Document extract -
..............................
1.4 trillion. That’s how many photos were apparently taken in 2018. Another record year. And with it, a fresh batch of greenhorns who have jumped on the bandwagon and started calling themselves ‘professional wedding photographers.’
It’s all too easy isn’t it?
Get on Instagram, announce your snazzy new website to the world, and watch the enquiries flow! Never mind that the only moving subject you’ve ever photographed is your cousin’s doggo, and that 90% of the nice pics on your feed are reposts from other pages. Your talent is legit and you are ready to charge for it 👌. Excuse the sarcasm, but sadly, that’s what a lot of people more or less believe about starting a photography business these days. They don’t love interaction with people, editing into the wee hours in order to perfect a shot, and the immense amount of trial and error it takes to actually become good enough to earn the professional title.
So why do they do it? And more specifically, go after the wedding market?
#1 – They think it’s easy money
With no must-have qualifications to offer wedding photography as a service, the cost of entry is essentially just gear. And with the advancement of digital camera tech, it’s never been more affordable to get your hands on industry-standard equipment, including a powerful work station. They also believe that because it’s someone’s wedding, clients are willing to spend more – seeing as it’s supposed to be a once-in-a-lifetime event.
#2 – They just want clout
Or in other words, they want their friends to think they’re some sort of creative go-getter. An artist / entrepreneur. Basically, a cool kid. #Bossman #Bossbabe #EventhoughImstilllivingwithmyparents 😓
#3 – It’s simple to fake
Unlike such things as professional sport, photography is far more subjective. So they can argue the fact that their work is ‘good’ even though it really is crap. And since you aren’t as into photography as they are, what do you know anyway?
It’s no wonder that average wedding photographers are therefore sprouting up everywhere… but only at the detriment of the photographer community in general due to the injection of their so-called ‘professional’ images. Exactly the sort of material that mainstream media like to get their hands on for a funny story. So please, if you’re going to get into photography, do it for the right reasons. To learn, to love the process, and to make those who eventually hire you, if you do make it as a pro one day, feel fortunate that you were the one they chose for their wedding.
..............................
Check your understanding -
**a.** Answer these questions about the wedding photography article:
(i) How many photos were apparently taken in 2018?
(ii) What does the cost of entry for offering wedding photography essentially amount to?
(iii) Photography is described as far more subjective than what?
**b.** Rewrite the stretch of the wedding photography article from "1.4 trillion. That’s" through "easy isn’t it?", replacing "greenhorns" with "newcomers".
The data records are not needed for this work.

[Data records]
..............................
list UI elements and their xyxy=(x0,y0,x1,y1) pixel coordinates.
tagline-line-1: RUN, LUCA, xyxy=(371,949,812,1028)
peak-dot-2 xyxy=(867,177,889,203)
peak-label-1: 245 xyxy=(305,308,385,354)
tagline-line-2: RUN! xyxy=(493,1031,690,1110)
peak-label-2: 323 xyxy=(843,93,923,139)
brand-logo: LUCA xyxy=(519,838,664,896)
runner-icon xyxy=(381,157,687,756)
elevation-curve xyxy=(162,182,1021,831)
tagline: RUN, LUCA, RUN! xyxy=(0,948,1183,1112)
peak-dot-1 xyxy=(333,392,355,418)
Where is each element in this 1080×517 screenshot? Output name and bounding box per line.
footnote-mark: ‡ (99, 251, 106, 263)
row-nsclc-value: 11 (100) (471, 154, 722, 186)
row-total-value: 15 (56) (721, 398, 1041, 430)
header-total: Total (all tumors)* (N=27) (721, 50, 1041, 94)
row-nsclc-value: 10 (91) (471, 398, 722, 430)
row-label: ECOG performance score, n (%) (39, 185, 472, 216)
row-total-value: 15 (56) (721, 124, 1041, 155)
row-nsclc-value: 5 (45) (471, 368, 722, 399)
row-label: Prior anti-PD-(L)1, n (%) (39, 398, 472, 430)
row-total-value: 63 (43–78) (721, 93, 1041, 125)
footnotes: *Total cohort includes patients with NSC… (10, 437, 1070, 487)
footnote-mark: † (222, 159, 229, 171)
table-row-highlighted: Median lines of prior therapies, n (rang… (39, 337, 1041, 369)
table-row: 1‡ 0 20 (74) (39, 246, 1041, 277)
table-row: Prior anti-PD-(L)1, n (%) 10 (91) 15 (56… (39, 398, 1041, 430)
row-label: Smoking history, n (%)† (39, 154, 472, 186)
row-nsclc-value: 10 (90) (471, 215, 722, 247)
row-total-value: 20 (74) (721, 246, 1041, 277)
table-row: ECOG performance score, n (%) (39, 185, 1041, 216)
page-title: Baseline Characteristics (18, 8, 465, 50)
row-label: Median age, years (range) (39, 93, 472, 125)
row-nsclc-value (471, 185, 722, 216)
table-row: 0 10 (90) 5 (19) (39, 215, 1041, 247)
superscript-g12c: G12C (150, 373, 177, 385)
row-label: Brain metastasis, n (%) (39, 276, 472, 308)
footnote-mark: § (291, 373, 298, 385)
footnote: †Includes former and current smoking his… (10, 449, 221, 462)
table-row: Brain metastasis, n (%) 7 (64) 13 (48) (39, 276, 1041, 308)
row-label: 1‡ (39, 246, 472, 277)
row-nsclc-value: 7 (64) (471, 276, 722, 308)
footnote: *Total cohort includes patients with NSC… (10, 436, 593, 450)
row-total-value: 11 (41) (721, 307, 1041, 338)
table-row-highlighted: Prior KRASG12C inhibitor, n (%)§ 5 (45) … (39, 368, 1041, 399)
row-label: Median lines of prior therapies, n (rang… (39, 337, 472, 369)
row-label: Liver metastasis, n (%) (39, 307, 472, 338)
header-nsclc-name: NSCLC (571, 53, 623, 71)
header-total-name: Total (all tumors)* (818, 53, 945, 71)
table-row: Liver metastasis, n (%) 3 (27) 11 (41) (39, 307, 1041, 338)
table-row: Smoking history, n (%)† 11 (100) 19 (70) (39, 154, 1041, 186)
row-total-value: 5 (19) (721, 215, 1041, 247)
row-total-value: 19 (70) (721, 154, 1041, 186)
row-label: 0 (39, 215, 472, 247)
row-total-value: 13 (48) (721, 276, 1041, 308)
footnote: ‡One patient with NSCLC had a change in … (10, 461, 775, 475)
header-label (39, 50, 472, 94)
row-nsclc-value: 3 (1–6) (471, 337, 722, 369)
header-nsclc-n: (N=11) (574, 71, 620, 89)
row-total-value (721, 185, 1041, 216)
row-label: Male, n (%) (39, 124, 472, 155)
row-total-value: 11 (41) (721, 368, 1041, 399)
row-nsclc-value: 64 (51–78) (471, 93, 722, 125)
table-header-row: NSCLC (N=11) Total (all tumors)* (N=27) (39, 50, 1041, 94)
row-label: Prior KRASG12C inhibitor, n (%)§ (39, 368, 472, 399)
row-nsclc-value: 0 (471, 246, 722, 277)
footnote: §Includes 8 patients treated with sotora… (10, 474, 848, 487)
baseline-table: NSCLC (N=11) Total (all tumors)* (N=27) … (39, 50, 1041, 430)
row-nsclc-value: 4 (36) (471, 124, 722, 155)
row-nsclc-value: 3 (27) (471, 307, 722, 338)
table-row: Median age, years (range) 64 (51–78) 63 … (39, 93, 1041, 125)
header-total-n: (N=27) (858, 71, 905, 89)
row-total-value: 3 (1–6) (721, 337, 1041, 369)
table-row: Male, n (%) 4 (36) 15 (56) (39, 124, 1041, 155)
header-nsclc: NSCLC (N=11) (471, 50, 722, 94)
..............................
Outputs by task -
**a.**
(i) 1.4 trillion
(ii) Gear
(iii) Professional sport

**b.**
1.4 trillion. That’s how many photos were apparently taken in 2018. Another record year. And with it, a fresh batch of newcomers who have jumped on the bandwagon and started calling themselves ‘professional wedding photographers.’
It’s all too easy isn’t it?